◆ OBJECTIVE ◆
For the material that follows, list every line containing the word "προτάσεις".

— START SOURCE DATA —

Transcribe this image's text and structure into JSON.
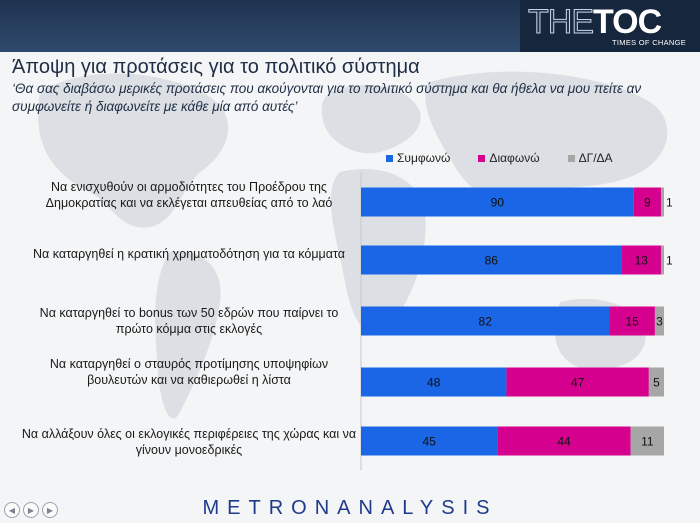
{
  "header": {
    "logo_the": "THE",
    "logo_toc": "TOC",
    "logo_sub": "TIMES OF CHANGE"
  },
  "title": "Άποψη για προτάσεις για το πολιτικό σύστημα",
  "subtitle": "‘Θα σας διαβάσω μερικές προτάσεις που ακούγονται για το πολιτικό σύστημα και θα ήθελα να μου πείτε αν συμφωνείτε ή διαφωνείτε με κάθε μία από αυτές’",
  "footer": {
    "brand": "METRONANALYSIS"
  },
  "colors": {
    "agree": "#1a66e6",
    "disagree": "#d6008f",
    "dk": "#a6a6a6"
  },
  "chart_data": {
    "type": "bar",
    "orientation": "horizontal",
    "stacked": true,
    "categories": [
      "Να ενισχυθούν οι αρμοδιότητες του Προέδρου της Δημοκρατίας και να εκλέγεται απευθείας από το λαό",
      "Να καταργηθεί η κρατική χρηματοδότηση για τα κόμματα",
      "Να καταργηθεί το bonus των 50 εδρών που παίρνει το πρώτο κόμμα στις εκλογές",
      "Να καταργηθεί ο σταυρός προτίμησης υποψηφίων βουλευτών και να καθιερωθεί η λίστα",
      "Να αλλάξουν όλες οι εκλογικές περιφέρειες της χώρας και να  γίνουν μονοεδρικές"
    ],
    "series": [
      {
        "name": "Συμφωνώ",
        "values": [
          90,
          86,
          82,
          48,
          45
        ]
      },
      {
        "name": "Διαφωνώ",
        "values": [
          9,
          13,
          15,
          47,
          44
        ]
      },
      {
        "name": "ΔΓ/ΔΑ",
        "values": [
          1,
          1,
          3,
          5,
          11
        ]
      }
    ],
    "xlim": [
      0,
      100
    ],
    "legend": "top"
  }
}
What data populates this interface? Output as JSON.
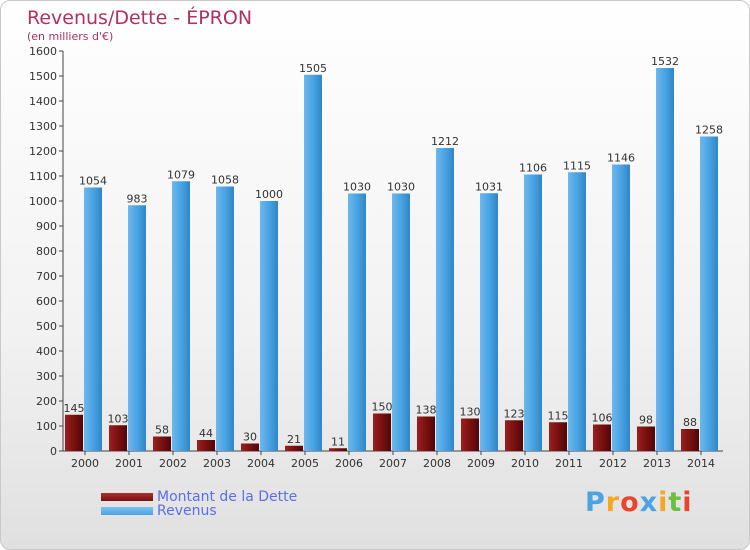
{
  "header": {
    "title": "Revenus/Dette - ÉPRON",
    "subtitle": "(en milliers d'€)"
  },
  "colors": {
    "dette": "#7a1010",
    "revenus": "#4aa3e2",
    "title": "#b03060"
  },
  "chart_data": {
    "type": "bar",
    "categories": [
      "2000",
      "2001",
      "2002",
      "2003",
      "2004",
      "2005",
      "2006",
      "2007",
      "2008",
      "2009",
      "2010",
      "2011",
      "2012",
      "2013",
      "2014"
    ],
    "series": [
      {
        "name": "Montant de la Dette",
        "values": [
          145,
          103,
          58,
          44,
          30,
          21,
          11,
          150,
          138,
          130,
          123,
          115,
          106,
          98,
          88
        ]
      },
      {
        "name": "Revenus",
        "values": [
          1054,
          983,
          1079,
          1058,
          1000,
          1505,
          1030,
          1030,
          1212,
          1031,
          1106,
          1115,
          1146,
          1532,
          1258
        ]
      }
    ],
    "title": "Revenus/Dette - ÉPRON",
    "ylabel": "(en milliers d'€)",
    "xlabel": "",
    "ylim": [
      0,
      1600
    ],
    "ytick_step": 100,
    "grid": false,
    "legend_position": "bottom-left"
  },
  "legend": {
    "items": [
      {
        "label": "Montant de la Dette"
      },
      {
        "label": "Revenus"
      }
    ]
  },
  "logo": {
    "letters": [
      "P",
      "r",
      "o",
      "x",
      "i",
      "t",
      "i"
    ],
    "colors": [
      "#4aa3e2",
      "#f5a623",
      "#e8452c",
      "#4aa3e2",
      "#f5a623",
      "#6cbf3a",
      "#e8452c"
    ]
  }
}
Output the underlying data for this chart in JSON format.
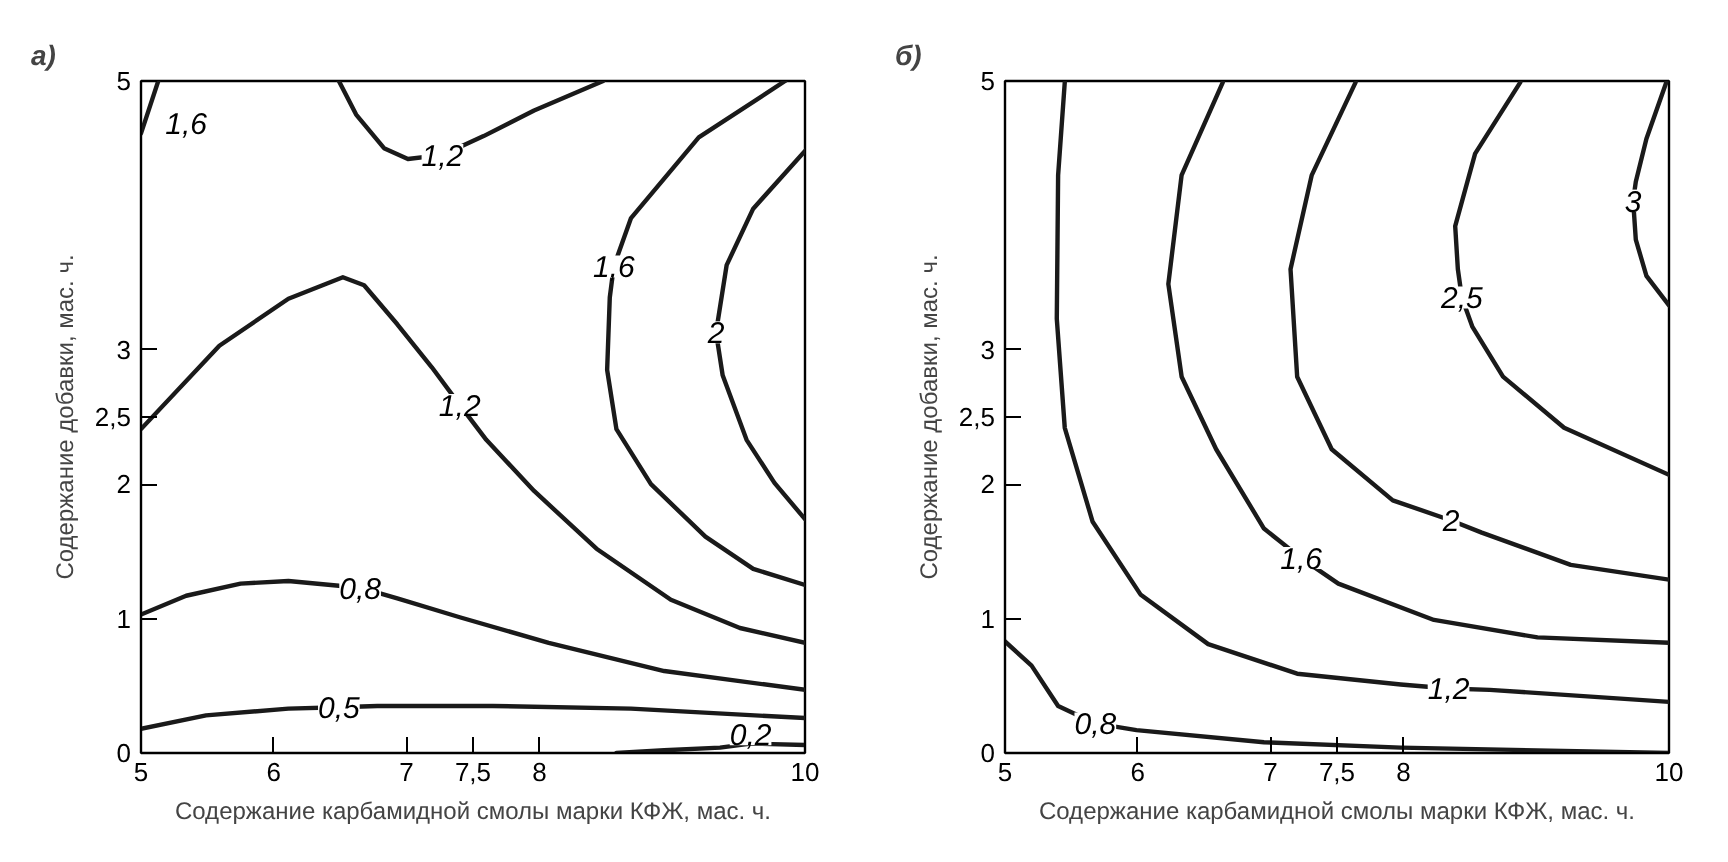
{
  "chart_data": [
    {
      "type": "line",
      "title": "а)",
      "xlabel": "Содержание карбамидной смолы марки КФЖ, мас. ч.",
      "ylabel": "Содержание добавки, мас. ч.",
      "xlim": [
        5,
        10
      ],
      "ylim": [
        0,
        5
      ],
      "xticks": [
        5,
        6,
        7,
        {
          "value": 7.5,
          "label": "7,5"
        },
        8,
        10
      ],
      "yticks": [
        0,
        1,
        2,
        {
          "value": 2.5,
          "label": "2,5"
        },
        3,
        5
      ],
      "grid": false,
      "line_style": "solid",
      "series": [
        {
          "color": "#1a1a1a",
          "x": [
            5.0,
            5.13
          ],
          "values": [
            4.61,
            5.0
          ]
        },
        {
          "color": "#1a1a1a",
          "x": [
            6.49,
            6.62,
            6.83,
            7.01,
            7.27,
            7.58,
            7.96,
            8.48
          ],
          "values": [
            5.0,
            4.75,
            4.5,
            4.42,
            4.45,
            4.59,
            4.78,
            5.0
          ]
        },
        {
          "color": "#1a1a1a",
          "x": [
            5.0,
            5.59,
            6.11,
            6.52,
            6.68,
            6.93,
            7.19,
            7.4,
            7.6,
            7.96,
            8.43,
            8.99,
            9.51,
            10.0
          ],
          "values": [
            2.41,
            3.03,
            3.38,
            3.54,
            3.48,
            3.19,
            2.87,
            2.59,
            2.33,
            1.95,
            1.52,
            1.14,
            0.93,
            0.82
          ]
        },
        {
          "color": "#1a1a1a",
          "x": [
            9.85,
            9.2,
            8.69,
            8.56,
            8.53,
            8.51,
            8.58,
            8.84,
            9.25,
            9.61,
            10.0
          ],
          "values": [
            5.0,
            4.58,
            3.98,
            3.62,
            3.39,
            2.85,
            2.41,
            2.0,
            1.61,
            1.37,
            1.25
          ]
        },
        {
          "color": "#1a1a1a",
          "x": [
            10.0,
            9.61,
            9.41,
            9.33,
            9.38,
            9.56,
            9.77,
            10.0
          ],
          "values": [
            4.48,
            4.05,
            3.63,
            3.13,
            2.81,
            2.33,
            2.01,
            1.74
          ]
        },
        {
          "color": "#1a1a1a",
          "x": [
            5.0,
            5.34,
            5.75,
            6.11,
            6.65,
            6.93,
            7.4,
            8.07,
            8.94,
            10.0
          ],
          "values": [
            1.03,
            1.17,
            1.26,
            1.28,
            1.23,
            1.15,
            1.01,
            0.82,
            0.61,
            0.47
          ]
        },
        {
          "color": "#1a1a1a",
          "x": [
            5.0,
            5.49,
            6.11,
            6.49,
            6.78,
            7.65,
            8.69,
            10.0
          ],
          "values": [
            0.18,
            0.28,
            0.33,
            0.34,
            0.35,
            0.35,
            0.33,
            0.26
          ]
        },
        {
          "color": "#1a1a1a",
          "x": [
            8.58,
            8.94,
            9.36,
            9.59,
            10.0
          ],
          "values": [
            0.0,
            0.02,
            0.04,
            0.07,
            0.06
          ]
        }
      ],
      "annotations": [
        {
          "text": "1,6",
          "x": 5.34,
          "y": 4.69
        },
        {
          "text": "1,2",
          "x": 7.27,
          "y": 4.45
        },
        {
          "text": "1,2",
          "x": 7.4,
          "y": 2.59
        },
        {
          "text": "1,6",
          "x": 8.56,
          "y": 3.62
        },
        {
          "text": "2",
          "x": 9.33,
          "y": 3.13
        },
        {
          "text": "0,8",
          "x": 6.65,
          "y": 1.23
        },
        {
          "text": "0,5",
          "x": 6.49,
          "y": 0.34
        },
        {
          "text": "0,2",
          "x": 9.59,
          "y": 0.14
        }
      ]
    },
    {
      "type": "line",
      "title": "б)",
      "xlabel": "Содержание карбамидной смолы марки КФЖ, мас. ч.",
      "ylabel": "Содержание добавки, мас. ч.",
      "xlim": [
        5,
        10
      ],
      "ylim": [
        0,
        5
      ],
      "xticks": [
        5,
        6,
        7,
        {
          "value": 7.5,
          "label": "7,5"
        },
        8,
        10
      ],
      "yticks": [
        0,
        1,
        2,
        {
          "value": 2.5,
          "label": "2,5"
        },
        3,
        5
      ],
      "grid": false,
      "line_style": "solid",
      "series": [
        {
          "color": "#1a1a1a",
          "x": [
            5.0,
            5.2,
            5.4,
            5.68,
            5.99,
            6.95,
            7.98,
            10.0
          ],
          "values": [
            0.83,
            0.65,
            0.35,
            0.22,
            0.17,
            0.08,
            0.04,
            0.0
          ]
        },
        {
          "color": "#1a1a1a",
          "x": [
            5.45,
            5.4,
            5.39,
            5.45,
            5.66,
            6.02,
            6.53,
            7.2,
            7.98,
            8.34,
            8.65,
            10.0
          ],
          "values": [
            4.99,
            4.3,
            3.23,
            2.42,
            1.72,
            1.18,
            0.81,
            0.59,
            0.51,
            0.48,
            0.47,
            0.38
          ]
        },
        {
          "color": "#1a1a1a",
          "x": [
            6.64,
            6.33,
            6.23,
            6.33,
            6.59,
            6.95,
            7.23,
            7.51,
            8.23,
            9.01,
            10.0
          ],
          "values": [
            4.99,
            4.3,
            3.49,
            2.8,
            2.26,
            1.67,
            1.45,
            1.26,
            0.99,
            0.86,
            0.82
          ]
        },
        {
          "color": "#1a1a1a",
          "x": [
            7.64,
            7.31,
            7.15,
            7.2,
            7.46,
            7.92,
            8.36,
            8.59,
            9.26,
            10.0
          ],
          "values": [
            4.99,
            4.3,
            3.6,
            2.8,
            2.26,
            1.88,
            1.73,
            1.64,
            1.4,
            1.29
          ]
        },
        {
          "color": "#1a1a1a",
          "x": [
            8.88,
            8.54,
            8.39,
            8.41,
            8.44,
            8.52,
            8.75,
            9.21,
            10.0
          ],
          "values": [
            4.99,
            4.46,
            3.92,
            3.6,
            3.39,
            3.17,
            2.8,
            2.42,
            2.07
          ]
        },
        {
          "color": "#1a1a1a",
          "x": [
            9.98,
            9.83,
            9.75,
            9.73,
            9.75,
            9.83,
            10.0
          ],
          "values": [
            4.99,
            4.57,
            4.25,
            4.11,
            3.82,
            3.55,
            3.33
          ]
        }
      ],
      "annotations": [
        {
          "text": "0,8",
          "x": 5.68,
          "y": 0.22
        },
        {
          "text": "1,2",
          "x": 8.34,
          "y": 0.48
        },
        {
          "text": "1,6",
          "x": 7.23,
          "y": 1.45
        },
        {
          "text": "2",
          "x": 8.36,
          "y": 1.73
        },
        {
          "text": "2,5",
          "x": 8.44,
          "y": 3.39
        },
        {
          "text": "3",
          "x": 9.73,
          "y": 4.11
        }
      ]
    }
  ]
}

— END SOURCE DATA —

◆ RESULT FOR THIS TASK ◆
  "title": "Άποψη για προτάσεις για το πολιτικό σύστημα",
  "subtitle": "‘Θα σας διαβάσω μερικές προτάσεις που ακούγονται για το πολιτικό σύστημα και θα ήθελα να μου πείτε αν συμφωνείτε ή διαφωνείτε με κάθε μία από αυτές’",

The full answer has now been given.